Without the pictures, write out all the lines below exactly as they appear.
-- start --
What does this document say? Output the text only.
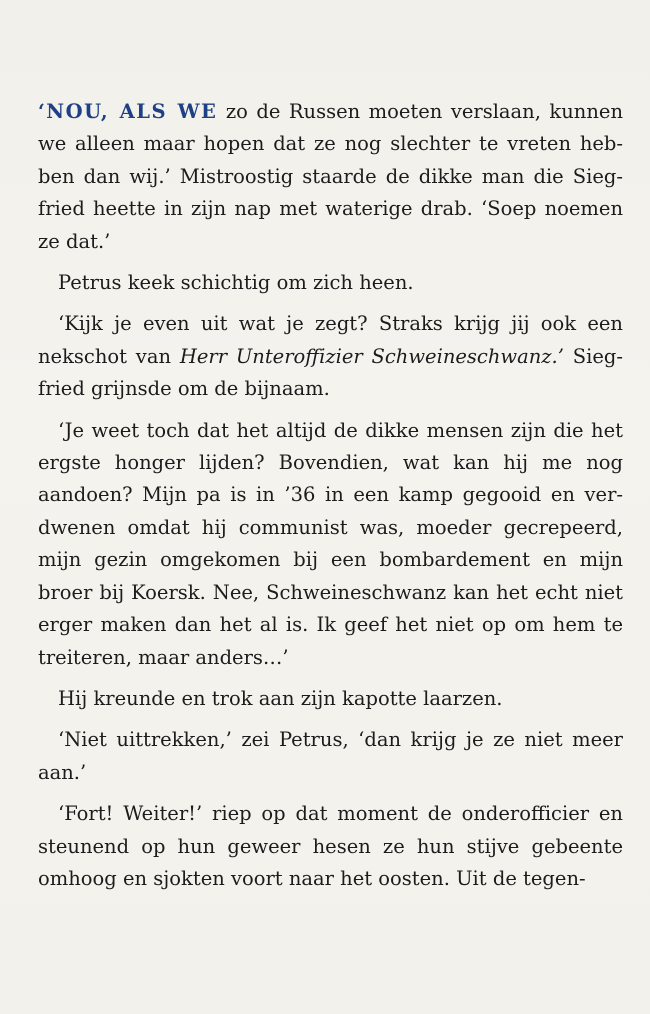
‘NOU, ALS WE zo de Russen moeten verslaan, kunnen we alleen maar hopen dat ze nog slechter te vreten hebben dan wij.’ Mistroostig staarde de dikke man die Siegfried heette in zijn nap met waterige drab. ‘Soep noemen ze dat.’

Petrus keek schichtig om zich heen.

‘Kijk je even uit wat je zegt? Straks krijg jij ook een nekschot van Herr Unteroffizier Schweineschwanz.’ Siegfried grijnsde om de bijnaam.

‘Je weet toch dat het altijd de dikke mensen zijn die het ergste honger lijden? Bovendien, wat kan hij me nog aandoen? Mijn pa is in ’36 in een kamp gegooid en verdwenen omdat hij communist was, moeder gecrepeerd, mijn gezin omgekomen bij een bombardement en mijn broer bij Koersk. Nee, Schweineschwanz kan het echt niet erger maken dan het al is. Ik geef het niet op om hem te treiteren, maar anders…’

Hij kreunde en trok aan zijn kapotte laarzen.

‘Niet uittrekken,’ zei Petrus, ‘dan krijg je ze niet meer aan.’

‘Fort! Weiter!’ riep op dat moment de onderofficier en steunend op hun geweer hesen ze hun stijve gebeente omhoog en sjokten voort naar het oosten. Uit de tegen-
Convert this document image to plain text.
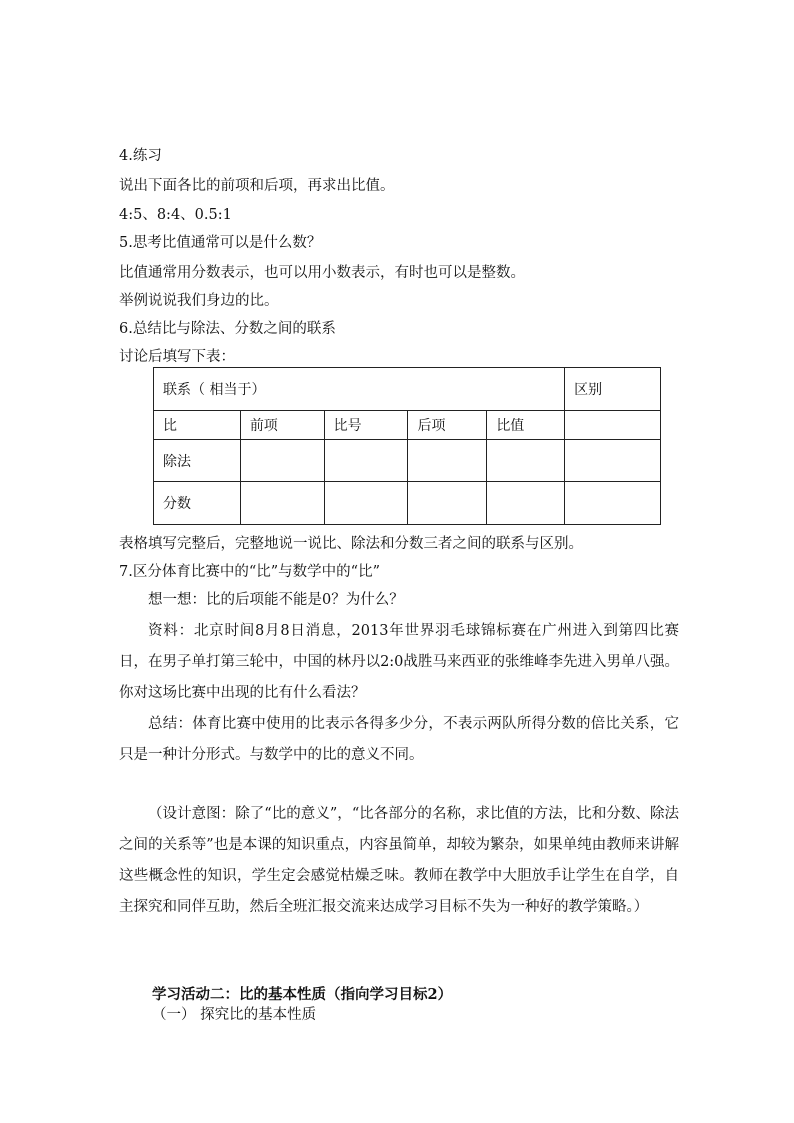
4.练习
说出下面各比的前项和后项，再求出比值。
4:5、8:4、0.5:1
5.思考比值通常可以是什么数？
比值通常用分数表示，也可以用小数表示，有时也可以是整数。
举例说说我们身边的比。
6.总结比与除法、分数之间的联系
讨论后填写下表：
联系（ 相当于）					区别
比	前项	比号	后项	比值	
除法					
分数					
表格填写完整后，完整地说一说比、除法和分数三者之间的联系与区别。
7.区分体育比赛中的“比”与数学中的“比”

想一想：比的后项能不能是0？为什么？

资料：北京时间8月8日消息，2013年世界羽毛球锦标赛在广州进入到第四比赛日，在男子单打第三轮中，中国的林丹以2:0战胜马来西亚的张维峰李先进入男单八强。你对这场比赛中出现的比有什么看法？

总结：体育比赛中使用的比表示各得多少分，不表示两队所得分数的倍比关系，它只是一种计分形式。与数学中的比的意义不同。

（设计意图：除了“比的意义”，“比各部分的名称，求比值的方法，比和分数、除法之间的关系等”也是本课的知识重点，内容虽简单，却较为繁杂，如果单纯由教师来讲解这些概念性的知识，学生定会感觉枯燥乏味。教师在教学中大胆放手让学生在自学，自主探究和同伴互助，然后全班汇报交流来达成学习目标不失为一种好的教学策略。）
学习活动二：比的基本性质（指向学习目标2）
（一） 探究比的基本性质
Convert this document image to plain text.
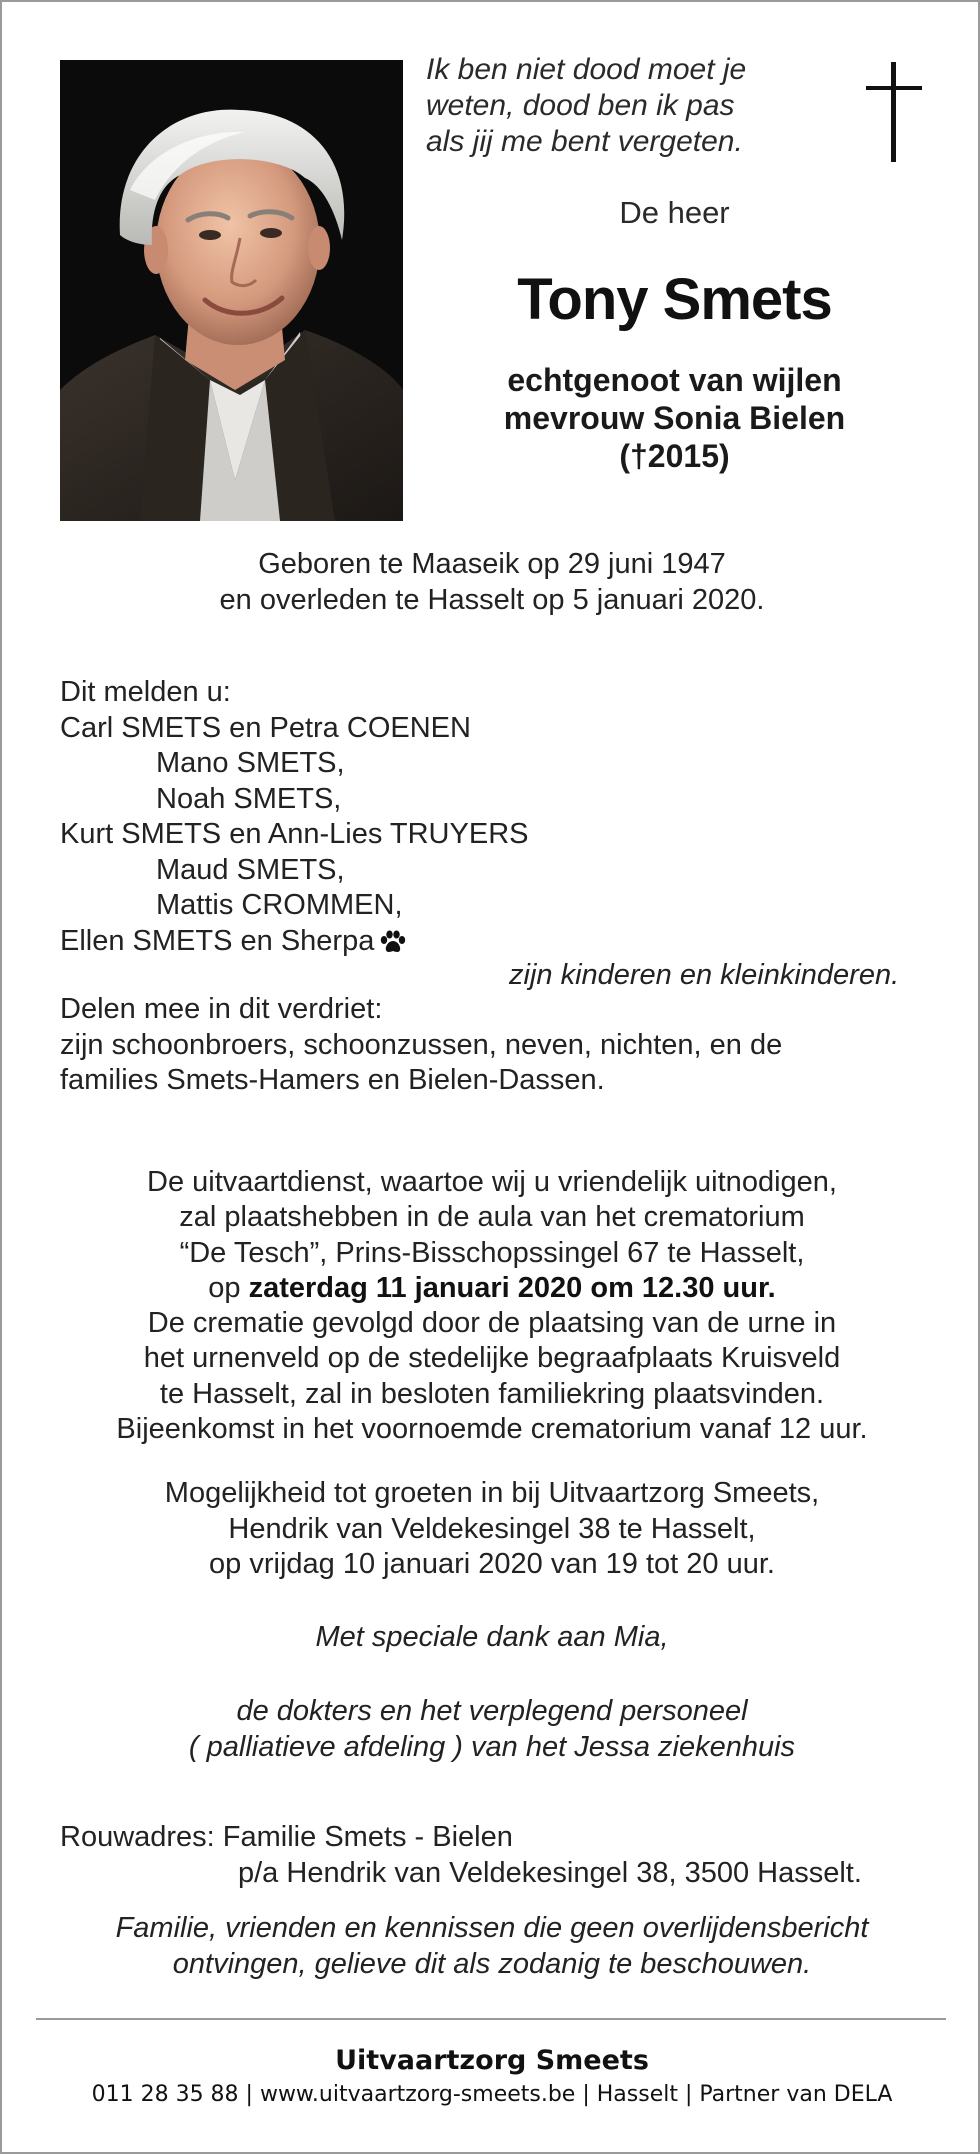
Ik ben niet dood moet je
weten, dood ben ik pas
als jij me bent vergeten.
De heer
Tony Smets
echtgenoot van wijlen
mevrouw Sonia Bielen
(†2015)
Geboren te Maaseik op 29 juni 1947
en overleden te Hasselt op 5 januari 2020.
Dit melden u:
Carl SMETS en Petra COENEN
Mano SMETS,
Noah SMETS,
Kurt SMETS en Ann-Lies TRUYERS
Maud SMETS,
Mattis CROMMEN,
Ellen SMETS en Sherpa
zijn kinderen en kleinkinderen.
Delen mee in dit verdriet:
zijn schoonbroers, schoonzussen, neven, nichten, en de
families Smets-Hamers en Bielen-Dassen.
De uitvaartdienst, waartoe wij u vriendelijk uitnodigen,
zal plaatshebben in de aula van het crematorium
“De Tesch”, Prins-Bisschopssingel 67 te Hasselt,
op zaterdag 11 januari 2020 om 12.30 uur.
De crematie gevolgd door de plaatsing van de urne in
het urnenveld op de stedelijke begraafplaats Kruisveld
te Hasselt, zal in besloten familiekring plaatsvinden.
Bijeenkomst in het voornoemde crematorium vanaf 12 uur.
Mogelijkheid tot groeten in bij Uitvaartzorg Smeets,
Hendrik van Veldekesingel 38 te Hasselt,
op vrijdag 10 januari 2020 van 19 tot 20 uur.
Met speciale dank aan Mia,
de dokters en het verplegend personeel
( palliatieve afdeling ) van het Jessa ziekenhuis
Rouwadres: Familie Smets - Bielen
p/a Hendrik van Veldekesingel 38, 3500 Hasselt.
Familie, vrienden en kennissen die geen overlijdensbericht
ontvingen, gelieve dit als zodanig te beschouwen.
Uitvaartzorg Smeets
011 28 35 88 | www.uitvaartzorg-smeets.be | Hasselt | Partner van DELA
-- end --
▸ Output for this task:
What does this document say? Output the text only.
‘NOU, ALS WE zo de Russen moeten verslaan, kunnen we alleen maar hopen dat ze nog slechter te vreten hebben dan wij.’ Mistroostig staarde de dikke man die Siegfried heette in zijn nap met waterige drab. ‘Soep noemen ze dat.’

Petrus keek schichtig om zich heen.

‘Kijk je even uit wat je zegt? Straks krijg jij ook een nekschot van Herr Unteroffizier Schweineschwanz.’ Siegfried grijnsde om de bijnaam.

‘Je weet toch dat het altijd de dikke mensen zijn die het ergste honger lijden? Bovendien, wat kan hij me nog aandoen? Mijn pa is in ’36 in een kamp gegooid en verdwenen omdat hij communist was, moeder gecrepeerd, mijn gezin omgekomen bij een bombardement en mijn broer bij Koersk. Nee, Schweineschwanz kan het echt niet erger maken dan het al is. Ik geef het niet op om hem te treiteren, maar anders…’

Hij kreunde en trok aan zijn kapotte laarzen.

‘Niet uittrekken,’ zei Petrus, ‘dan krijg je ze niet meer aan.’

‘Fort! Weiter!’ riep op dat moment de onderofficier en steunend op hun geweer hesen ze hun stijve gebeente omhoog en sjokten voort naar het oosten. Uit de tegen-
Convert this document image to plain text.
4.练习
说出下面各比的前项和后项，再求出比值。
4:5、8:4、0.5:1
5.思考比值通常可以是什么数？
比值通常用分数表示，也可以用小数表示，有时也可以是整数。
举例说说我们身边的比。
6.总结比与除法、分数之间的联系
讨论后填写下表：
联系（ 相当于）					区别
比	前项	比号	后项	比值	
除法					
分数					
表格填写完整后，完整地说一说比、除法和分数三者之间的联系与区别。
7.区分体育比赛中的“比”与数学中的“比”

想一想：比的后项能不能是0？为什么？

资料：北京时间8月8日消息，2013年世界羽毛球锦标赛在广州进入到第四比赛日，在男子单打第三轮中，中国的林丹以2:0战胜马来西亚的张维峰李先进入男单八强。你对这场比赛中出现的比有什么看法？

总结：体育比赛中使用的比表示各得多少分，不表示两队所得分数的倍比关系，它只是一种计分形式。与数学中的比的意义不同。

（设计意图：除了“比的意义”，“比各部分的名称，求比值的方法，比和分数、除法之间的关系等”也是本课的知识重点，内容虽简单，却较为繁杂，如果单纯由教师来讲解这些概念性的知识，学生定会感觉枯燥乏味。教师在教学中大胆放手让学生在自学，自主探究和同伴互助，然后全班汇报交流来达成学习目标不失为一种好的教学策略。）
学习活动二：比的基本性质（指向学习目标2）
（一） 探究比的基本性质
Convert this document image to plain text.
Ik ben niet dood moet je
weten, dood ben ik pas
als jij me bent vergeten.
De heer
Tony Smets
echtgenoot van wijlen
mevrouw Sonia Bielen
(†2015)
Geboren te Maaseik op 29 juni 1947
en overleden te Hasselt op 5 januari 2020.
Dit melden u:
Carl SMETS en Petra COENEN
Mano SMETS,
Noah SMETS,
Kurt SMETS en Ann-Lies TRUYERS
Maud SMETS,
Mattis CROMMEN,
Ellen SMETS en Sherpa
zijn kinderen en kleinkinderen.
Delen mee in dit verdriet:
zijn schoonbroers, schoonzussen, neven, nichten, en de
families Smets-Hamers en Bielen-Dassen.
De uitvaartdienst, waartoe wij u vriendelijk uitnodigen,
zal plaatshebben in de aula van het crematorium
“De Tesch”, Prins-Bisschopssingel 67 te Hasselt,
op zaterdag 11 januari 2020 om 12.30 uur.
De crematie gevolgd door de plaatsing van de urne in
het urnenveld op de stedelijke begraafplaats Kruisveld
te Hasselt, zal in besloten familiekring plaatsvinden.
Bijeenkomst in het voornoemde crematorium vanaf 12 uur.
Mogelijkheid tot groeten in bij Uitvaartzorg Smeets,
Hendrik van Veldekesingel 38 te Hasselt,
op vrijdag 10 januari 2020 van 19 tot 20 uur.
Met speciale dank aan Mia,
de dokters en het verplegend personeel
( palliatieve afdeling ) van het Jessa ziekenhuis
Rouwadres: Familie Smets - Bielen
p/a Hendrik van Veldekesingel 38, 3500 Hasselt.
Familie, vrienden en kennissen die geen overlijdensbericht
ontvingen, gelieve dit als zodanig te beschouwen.
Uitvaartzorg Smeets
011 28 35 88 | www.uitvaartzorg-smeets.be | Hasselt | Partner van DELA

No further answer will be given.